Los toros no son solamente el oropel, como muchos piensan, sino sustancialmente son el blanco y el negro, el sol y la sombra, lo serio, lo profundo, eso que tiene parentesco con el cante jondo que surge de las entrañas profundas de la tierra. Se manifiesta en el andar silencioso del torero que se aproxima a la noche oscura de la muerte, para mirarla de frente, para azuzarla también entre las astas y el pelaje negro del toro de lidia. De hielos y de soles esta hecho su corazón de silencio. Aquí, en el páramo andino, he sido testigo a media noche de ver fosforescentes osamentas iluminadas por las nieves perpetuas. De hielos y de soles está hecho su corazón de silencio, el de ese bello y poderoso animal, el toro de lidia.
Goya, Picasso, Carnicero, maestros grandes de la tauromaquia. En América, Botero, con su afición cargada de humor paisa y sabia ironía dedicada al torero, a la maja y al picador. En lo que a mí respecta, sólo me he enfrentado con el negro. Pincel en mano, hasta cuando mi pulso sea capaz de sostenerlo, hasta cuando el aire me permita hacerlo, porque cuando “pinto, toreo”.
Gracias a la generosidad de mis queridos amigos Isabel y Federico he podido hacer uso de mi libertad para contarles, a propósito de este evento, unas cuantas historias, fábulas y verdades. Hablo finalmente de la libertad, porque la libertad es absolutamente necesaria en la vida y en el arte. Un arte sin libertad no es arte y la vida sin libertad no es vida, se agostan y se mueren.

▸ Material proporcionado:

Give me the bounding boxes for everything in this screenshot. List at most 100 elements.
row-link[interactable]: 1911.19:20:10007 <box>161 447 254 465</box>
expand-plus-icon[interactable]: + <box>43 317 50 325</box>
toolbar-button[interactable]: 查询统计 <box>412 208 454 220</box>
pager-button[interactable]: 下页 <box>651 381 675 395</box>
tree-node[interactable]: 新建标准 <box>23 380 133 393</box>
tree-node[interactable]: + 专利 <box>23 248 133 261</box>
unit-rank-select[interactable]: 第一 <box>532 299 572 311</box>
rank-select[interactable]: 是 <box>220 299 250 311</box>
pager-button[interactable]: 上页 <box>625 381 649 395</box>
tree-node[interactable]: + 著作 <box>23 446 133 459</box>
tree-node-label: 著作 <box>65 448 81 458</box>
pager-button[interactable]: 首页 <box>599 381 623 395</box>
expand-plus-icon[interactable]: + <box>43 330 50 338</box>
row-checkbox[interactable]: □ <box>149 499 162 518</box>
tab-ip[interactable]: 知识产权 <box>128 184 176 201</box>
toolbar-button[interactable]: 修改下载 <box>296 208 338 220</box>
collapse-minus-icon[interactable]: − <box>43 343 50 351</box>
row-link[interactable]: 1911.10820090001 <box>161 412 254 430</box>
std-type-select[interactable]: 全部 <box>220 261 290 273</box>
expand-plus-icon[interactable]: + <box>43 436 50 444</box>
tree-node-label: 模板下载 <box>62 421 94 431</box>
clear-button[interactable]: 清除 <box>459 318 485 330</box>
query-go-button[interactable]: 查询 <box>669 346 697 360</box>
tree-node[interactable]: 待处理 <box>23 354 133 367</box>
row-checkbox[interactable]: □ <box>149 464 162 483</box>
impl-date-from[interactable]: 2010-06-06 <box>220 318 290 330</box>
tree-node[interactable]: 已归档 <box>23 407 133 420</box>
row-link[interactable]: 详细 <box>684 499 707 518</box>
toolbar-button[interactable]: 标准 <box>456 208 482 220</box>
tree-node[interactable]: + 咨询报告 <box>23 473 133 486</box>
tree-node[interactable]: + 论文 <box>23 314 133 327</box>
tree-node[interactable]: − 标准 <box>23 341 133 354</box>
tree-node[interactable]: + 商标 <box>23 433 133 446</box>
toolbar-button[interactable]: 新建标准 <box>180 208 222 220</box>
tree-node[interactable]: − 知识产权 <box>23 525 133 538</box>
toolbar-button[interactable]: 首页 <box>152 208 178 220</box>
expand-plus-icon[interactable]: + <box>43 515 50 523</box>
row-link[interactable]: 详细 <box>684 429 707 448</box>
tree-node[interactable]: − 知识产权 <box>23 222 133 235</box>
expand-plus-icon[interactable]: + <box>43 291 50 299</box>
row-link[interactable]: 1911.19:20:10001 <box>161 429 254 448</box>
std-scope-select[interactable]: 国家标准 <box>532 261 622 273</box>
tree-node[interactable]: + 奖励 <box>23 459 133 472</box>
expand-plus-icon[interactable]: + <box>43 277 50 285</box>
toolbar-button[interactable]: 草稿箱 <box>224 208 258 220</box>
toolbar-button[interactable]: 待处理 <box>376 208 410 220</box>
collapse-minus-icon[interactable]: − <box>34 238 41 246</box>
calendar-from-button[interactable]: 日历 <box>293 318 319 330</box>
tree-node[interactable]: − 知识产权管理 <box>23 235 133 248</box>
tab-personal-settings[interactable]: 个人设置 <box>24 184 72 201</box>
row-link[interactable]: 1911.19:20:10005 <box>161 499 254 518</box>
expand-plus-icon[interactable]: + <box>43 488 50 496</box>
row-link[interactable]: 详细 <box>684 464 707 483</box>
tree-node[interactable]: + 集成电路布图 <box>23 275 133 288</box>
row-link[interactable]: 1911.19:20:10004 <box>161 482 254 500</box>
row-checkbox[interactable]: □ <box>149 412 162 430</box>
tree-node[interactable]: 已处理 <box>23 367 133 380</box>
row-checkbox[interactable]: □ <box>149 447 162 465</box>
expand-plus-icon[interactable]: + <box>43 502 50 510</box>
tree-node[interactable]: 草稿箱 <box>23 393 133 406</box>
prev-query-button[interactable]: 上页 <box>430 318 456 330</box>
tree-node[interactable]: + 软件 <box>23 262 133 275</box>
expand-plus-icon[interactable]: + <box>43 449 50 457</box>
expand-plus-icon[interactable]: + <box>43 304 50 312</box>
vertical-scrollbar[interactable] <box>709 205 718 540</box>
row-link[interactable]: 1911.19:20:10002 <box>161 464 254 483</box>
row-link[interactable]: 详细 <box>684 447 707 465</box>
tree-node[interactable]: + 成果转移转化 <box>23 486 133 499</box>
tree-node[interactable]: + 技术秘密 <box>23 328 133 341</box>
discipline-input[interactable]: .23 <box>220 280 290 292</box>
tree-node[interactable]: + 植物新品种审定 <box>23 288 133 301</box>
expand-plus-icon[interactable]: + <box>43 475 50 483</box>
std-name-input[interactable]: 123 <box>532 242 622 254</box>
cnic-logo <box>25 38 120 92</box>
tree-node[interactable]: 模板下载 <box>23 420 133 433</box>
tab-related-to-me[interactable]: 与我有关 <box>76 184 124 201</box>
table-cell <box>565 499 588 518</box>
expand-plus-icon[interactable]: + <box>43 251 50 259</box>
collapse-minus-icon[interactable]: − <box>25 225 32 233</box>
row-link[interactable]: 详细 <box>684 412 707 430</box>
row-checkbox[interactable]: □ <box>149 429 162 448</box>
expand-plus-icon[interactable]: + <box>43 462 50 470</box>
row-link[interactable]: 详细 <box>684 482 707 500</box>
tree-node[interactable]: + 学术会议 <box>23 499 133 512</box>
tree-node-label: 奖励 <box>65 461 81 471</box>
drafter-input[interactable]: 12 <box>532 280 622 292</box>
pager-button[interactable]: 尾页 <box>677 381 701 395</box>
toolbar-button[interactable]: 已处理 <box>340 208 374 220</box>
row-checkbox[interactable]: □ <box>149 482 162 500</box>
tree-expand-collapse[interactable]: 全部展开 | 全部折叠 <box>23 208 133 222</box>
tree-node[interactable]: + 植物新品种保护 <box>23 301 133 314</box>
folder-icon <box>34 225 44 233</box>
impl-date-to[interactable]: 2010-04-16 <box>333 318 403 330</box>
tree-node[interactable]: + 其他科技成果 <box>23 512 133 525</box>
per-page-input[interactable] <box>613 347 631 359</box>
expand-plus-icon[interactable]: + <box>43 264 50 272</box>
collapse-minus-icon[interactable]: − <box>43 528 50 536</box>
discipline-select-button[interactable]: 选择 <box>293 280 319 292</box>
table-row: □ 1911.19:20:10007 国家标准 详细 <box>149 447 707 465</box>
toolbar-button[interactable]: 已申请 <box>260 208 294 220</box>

▸ Tu objetivo: Continúa el texto sobre los toros, la pintura y la libertad a partir de su última frase. No hace falta usar los registros para nada.

▸ Respuesta a la tarea:
Por ello y por todo lo anteriormente dicho, agradezco una vez más al señor Embajador Don Federico Torres Muro y por su intermedio a su Majestad el Rey de España, Don Juan Carlos de Borbón, por haberme concedido tan importante Encomienda, la cual me compromete a estrechar aún más, a través de mi creación artística, los lazos de amistad entre Ecuador y España.
A mi esposa Marta compañera inseparable, todo mi amor hasta la muerte, pase lo que pase. A mis hijas Ileana, Carmen, María Isabel, Ana María, a mi yerno Daniel quien es un hijo más, a mis nietos, David, Juan Manuel, Camilo y Ana, a todos ellos quienes me han acompañado en los días más difíciles como en los más felices, tanto en los triunfos como en las derrotas, igualmente todo mi amor.
A mis amigos aquí presentes gracias por acompañarme. A Isabel y Federico, no sólo embajadores sino amigos, mi profundo agradecimiento por este homenaje y por habernos acogido con tanto cariño en su residencia de Guápulo, en la ciudad de Quito y en la Mitad del Mundo.
Isabel, Federico, Señoras, Señores, familiares, amigos, les reitero una vez más mi agradecimiento por su presencia.